Retype the material word for word, from the line that contains "Segment this chart: for" through the line that contains "- x-tick-label: May-21: [1126, 734, 1181, 752]", including both of those lines.

======== INFORMATION GIVEN

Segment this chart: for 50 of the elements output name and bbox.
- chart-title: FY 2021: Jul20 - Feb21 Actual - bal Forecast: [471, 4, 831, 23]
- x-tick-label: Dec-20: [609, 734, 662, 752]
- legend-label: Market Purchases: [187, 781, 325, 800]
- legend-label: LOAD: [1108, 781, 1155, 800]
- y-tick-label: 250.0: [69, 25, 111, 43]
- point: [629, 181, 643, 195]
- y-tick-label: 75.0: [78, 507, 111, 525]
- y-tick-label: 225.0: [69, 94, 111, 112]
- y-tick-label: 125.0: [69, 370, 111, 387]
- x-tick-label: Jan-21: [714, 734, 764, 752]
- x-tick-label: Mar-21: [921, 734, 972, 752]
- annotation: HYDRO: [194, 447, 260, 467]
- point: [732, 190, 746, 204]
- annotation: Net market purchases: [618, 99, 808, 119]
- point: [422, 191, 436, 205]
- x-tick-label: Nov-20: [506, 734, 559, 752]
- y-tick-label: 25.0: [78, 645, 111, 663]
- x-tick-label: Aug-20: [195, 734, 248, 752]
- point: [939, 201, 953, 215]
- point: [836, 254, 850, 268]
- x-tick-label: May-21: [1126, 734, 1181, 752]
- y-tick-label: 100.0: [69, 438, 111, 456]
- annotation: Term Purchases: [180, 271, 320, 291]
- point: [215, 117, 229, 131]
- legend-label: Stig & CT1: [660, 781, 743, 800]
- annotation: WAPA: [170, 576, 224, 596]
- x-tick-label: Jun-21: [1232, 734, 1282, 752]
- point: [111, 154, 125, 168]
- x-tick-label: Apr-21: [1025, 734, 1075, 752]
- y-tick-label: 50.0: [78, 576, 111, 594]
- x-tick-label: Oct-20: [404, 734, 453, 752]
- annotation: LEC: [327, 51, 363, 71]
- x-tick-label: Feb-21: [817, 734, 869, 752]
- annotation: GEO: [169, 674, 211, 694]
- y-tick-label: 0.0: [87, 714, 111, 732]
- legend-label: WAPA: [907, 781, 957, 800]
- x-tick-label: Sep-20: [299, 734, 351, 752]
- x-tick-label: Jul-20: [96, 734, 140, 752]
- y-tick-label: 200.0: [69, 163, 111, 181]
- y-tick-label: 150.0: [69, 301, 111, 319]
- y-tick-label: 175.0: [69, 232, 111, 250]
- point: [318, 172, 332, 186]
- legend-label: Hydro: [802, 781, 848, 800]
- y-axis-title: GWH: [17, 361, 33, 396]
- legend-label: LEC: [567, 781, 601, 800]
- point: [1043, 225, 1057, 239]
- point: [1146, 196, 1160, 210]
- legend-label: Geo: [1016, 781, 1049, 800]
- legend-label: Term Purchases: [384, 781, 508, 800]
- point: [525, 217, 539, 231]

================
======== INFORMATION GIVEN

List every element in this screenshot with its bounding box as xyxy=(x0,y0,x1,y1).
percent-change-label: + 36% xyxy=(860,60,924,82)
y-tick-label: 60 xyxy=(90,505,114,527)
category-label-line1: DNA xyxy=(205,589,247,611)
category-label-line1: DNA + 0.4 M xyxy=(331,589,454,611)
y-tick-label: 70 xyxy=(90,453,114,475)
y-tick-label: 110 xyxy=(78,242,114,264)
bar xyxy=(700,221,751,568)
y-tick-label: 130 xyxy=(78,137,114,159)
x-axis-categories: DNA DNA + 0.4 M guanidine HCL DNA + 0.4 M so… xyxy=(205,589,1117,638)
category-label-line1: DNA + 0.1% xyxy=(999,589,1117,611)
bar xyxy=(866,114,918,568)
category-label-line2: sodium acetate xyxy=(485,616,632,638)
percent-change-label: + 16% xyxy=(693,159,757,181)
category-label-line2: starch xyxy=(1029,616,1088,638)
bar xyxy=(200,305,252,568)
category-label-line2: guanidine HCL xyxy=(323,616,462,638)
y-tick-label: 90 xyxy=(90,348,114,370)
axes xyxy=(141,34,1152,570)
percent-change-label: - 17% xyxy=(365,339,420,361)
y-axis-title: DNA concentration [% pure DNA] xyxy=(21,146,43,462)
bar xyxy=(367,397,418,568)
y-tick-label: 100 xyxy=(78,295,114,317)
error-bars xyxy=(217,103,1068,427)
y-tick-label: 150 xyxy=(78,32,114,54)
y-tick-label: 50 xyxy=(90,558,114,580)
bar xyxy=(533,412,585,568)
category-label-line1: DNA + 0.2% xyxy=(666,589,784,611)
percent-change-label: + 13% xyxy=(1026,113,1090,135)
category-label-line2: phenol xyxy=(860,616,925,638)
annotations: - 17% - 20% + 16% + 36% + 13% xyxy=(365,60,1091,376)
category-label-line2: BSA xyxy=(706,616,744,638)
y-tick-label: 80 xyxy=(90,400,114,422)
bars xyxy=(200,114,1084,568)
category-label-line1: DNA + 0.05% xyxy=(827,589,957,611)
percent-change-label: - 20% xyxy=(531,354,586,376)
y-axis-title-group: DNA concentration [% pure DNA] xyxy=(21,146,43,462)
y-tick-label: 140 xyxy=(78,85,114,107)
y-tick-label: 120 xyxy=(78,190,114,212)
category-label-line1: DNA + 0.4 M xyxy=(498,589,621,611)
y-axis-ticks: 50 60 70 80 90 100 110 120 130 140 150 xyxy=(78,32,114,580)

================

#### SOLUTION FOR THIS EXERCISE:
Segment this chart: for 50 of the elements output name and bbox.
- chart-title: FY 2021: Jul20 - Feb21 Actual - bal Forecast: [471, 4, 831, 23]
- x-tick-label: Dec-20: [609, 734, 662, 752]
- legend-label: Market Purchases: [187, 781, 325, 800]
- legend-label: LOAD: [1108, 781, 1155, 800]
- y-tick-label: 250.0: [69, 25, 111, 43]
- point: [629, 181, 643, 195]
- y-tick-label: 75.0: [78, 507, 111, 525]
- y-tick-label: 225.0: [69, 94, 111, 112]
- y-tick-label: 125.0: [69, 370, 111, 387]
- x-tick-label: Jan-21: [714, 734, 764, 752]
- x-tick-label: Mar-21: [921, 734, 972, 752]
- annotation: HYDRO: [194, 447, 260, 467]
- point: [732, 190, 746, 204]
- annotation: Net market purchases: [618, 99, 808, 119]
- point: [422, 191, 436, 205]
- x-tick-label: Nov-20: [506, 734, 559, 752]
- y-tick-label: 25.0: [78, 645, 111, 663]
- x-tick-label: Aug-20: [195, 734, 248, 752]
- point: [939, 201, 953, 215]
- point: [836, 254, 850, 268]
- x-tick-label: May-21: [1126, 734, 1181, 752]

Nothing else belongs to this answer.